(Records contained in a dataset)
=======

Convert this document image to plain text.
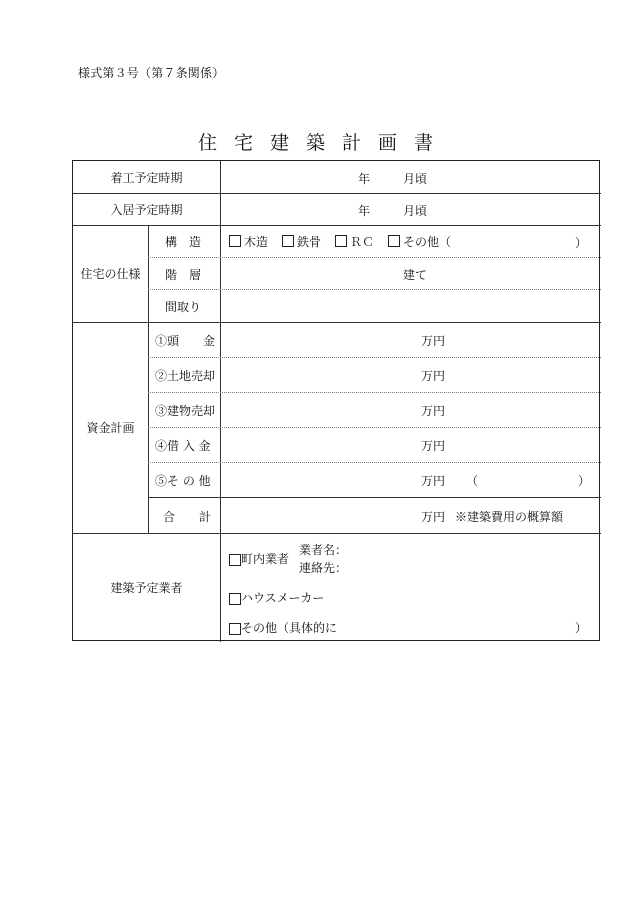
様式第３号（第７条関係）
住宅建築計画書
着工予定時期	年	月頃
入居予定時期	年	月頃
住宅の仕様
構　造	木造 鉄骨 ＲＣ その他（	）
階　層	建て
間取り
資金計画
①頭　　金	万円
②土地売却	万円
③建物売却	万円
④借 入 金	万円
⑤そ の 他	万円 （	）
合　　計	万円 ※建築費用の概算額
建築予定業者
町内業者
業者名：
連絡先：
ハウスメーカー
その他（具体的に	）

=======

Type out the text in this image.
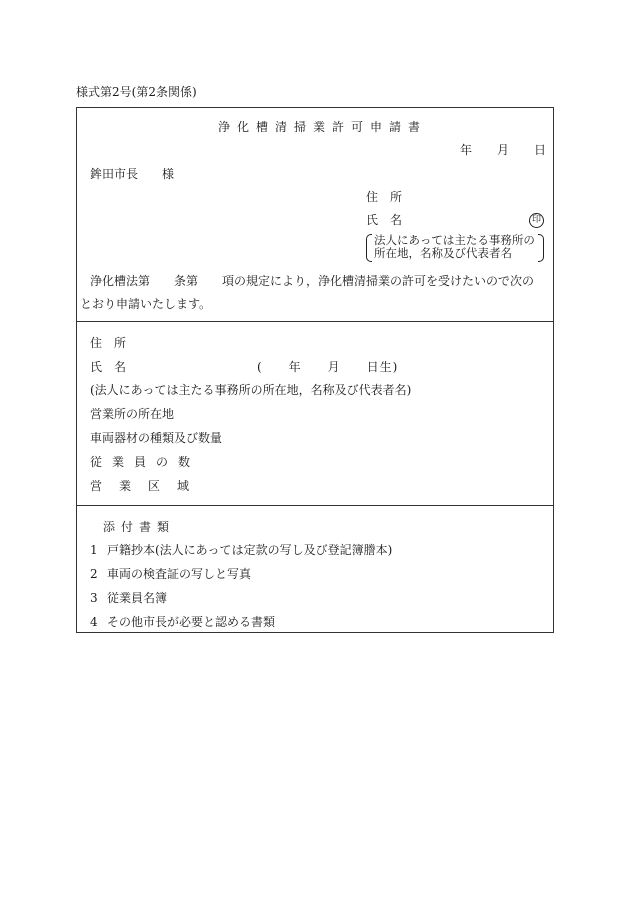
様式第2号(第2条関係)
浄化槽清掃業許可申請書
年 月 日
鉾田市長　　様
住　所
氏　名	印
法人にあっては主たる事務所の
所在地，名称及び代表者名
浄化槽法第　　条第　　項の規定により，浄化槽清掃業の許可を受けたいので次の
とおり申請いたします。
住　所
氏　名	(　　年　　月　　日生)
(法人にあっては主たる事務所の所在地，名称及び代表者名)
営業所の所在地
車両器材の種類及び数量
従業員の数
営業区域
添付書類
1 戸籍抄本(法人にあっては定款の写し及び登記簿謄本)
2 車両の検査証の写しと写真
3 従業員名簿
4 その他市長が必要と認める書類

=======

Tally the lines that hold the string "image" and state the total, nothing more.

__Reply to the exercise__
2